(Exercise) Transcribe the listing exactly, leaving out every picture.
----------
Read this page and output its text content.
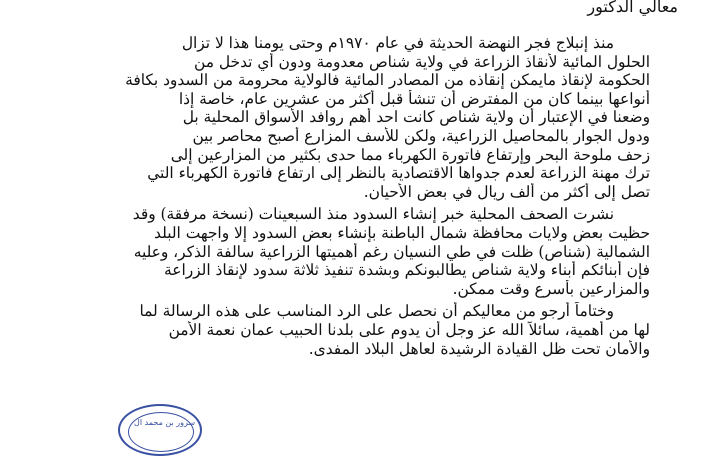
معالي الدكتور
منذ إنبلاج فجر النهضة الحديثة في عام ١٩٧٠م وحتى يومنا هذا لا تزال
الحلول المائية لأنقاذ الزراعة في ولاية شناص معدومة ودون أي تدخل من
الحكومة لإنقاذ مايمكن إنقاذه من المصادر المائية فالولاية محرومة من السدود بكافة
أنواعها بينما كان من المفترض أن تنشأ قبل أكثر من عشرين عام، خاصة إذا
وضعنا في الإعتبار أن ولاية شناص كانت احد أهم روافد الأسواق المحلية بل
ودول الجوار بالمحاصيل الزراعية، ولكن للأسف المزارع أصبح محاصر بين
زحف ملوحة البحر وإرتفاع فاتورة الكهرباء مما حدى بكثير من المزارعين إلى
ترك مهنة الزراعة لعدم جدواها الاقتصادية بالنظر إلى ارتفاع فاتورة الكهرباء التي
تصل إلى أكثر من ألف ريال في بعض الأحيان.
نشرت الصحف المحلية خبر إنشاء السدود منذ السبعينات (نسخة مرفقة) وقد
حظيت بعض ولايات محافظة شمال الباطنة بإنشاء بعض السدود إلا واجهت البلد
الشمالية (شناص) ظلت في طي النسيان رغم أهميتها الزراعية سالفة الذكر، وعليه
فإن أبنائكم أبناء ولاية شناص يطالبونكم وبشدة تنفيذ ثلاثة سدود لإنقاذ الزراعة
والمزارعين بأسرع وقت ممكن.
وختاماً أرجو من معاليكم أن نحصل على الرد المناسب على هذه الرسالة لما
لها من أهمية، سائلاً الله عز وجل أن يدوم على بلدنا الحبيب عمان نعمة الأمن
والأمان تحت ظل القيادة الرشيدة لعاهل البلاد المفدى.
سرور بن محمد ال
----------
(Output below)
Read this page and output its text content.
معالي الدكتور
منذ إنبلاج فجر النهضة الحديثة في عام ١٩٧٠م وحتى يومنا هذا لا تزال
الحلول المائية لأنقاذ الزراعة في ولاية شناص معدومة ودون أي تدخل من
الحكومة لإنقاذ مايمكن إنقاذه من المصادر المائية فالولاية محرومة من السدود بكافة
أنواعها بينما كان من المفترض أن تنشأ قبل أكثر من عشرين عام، خاصة إذا
وضعنا في الإعتبار أن ولاية شناص كانت احد أهم روافد الأسواق المحلية بل
ودول الجوار بالمحاصيل الزراعية، ولكن للأسف المزارع أصبح محاصر بين
زحف ملوحة البحر وإرتفاع فاتورة الكهرباء مما حدى بكثير من المزارعين إلى
ترك مهنة الزراعة لعدم جدواها الاقتصادية بالنظر إلى ارتفاع فاتورة الكهرباء التي
تصل إلى أكثر من ألف ريال في بعض الأحيان.
نشرت الصحف المحلية خبر إنشاء السدود منذ السبعينات (نسخة مرفقة) وقد
حظيت بعض ولايات محافظة شمال الباطنة بإنشاء بعض السدود إلا واجهت البلد
الشمالية (شناص) ظلت في طي النسيان رغم أهميتها الزراعية سالفة الذكر، وعليه
فإن أبنائكم أبناء ولاية شناص يطالبونكم وبشدة تنفيذ ثلاثة سدود لإنقاذ الزراعة
والمزارعين بأسرع وقت ممكن.
وختاماً أرجو من معاليكم أن نحصل على الرد المناسب على هذه الرسالة لما
لها من أهمية، سائلاً الله عز وجل أن يدوم على بلدنا الحبيب عمان نعمة الأمن
والأمان تحت ظل القيادة الرشيدة لعاهل البلاد المفدى.
سرور بن محمد ال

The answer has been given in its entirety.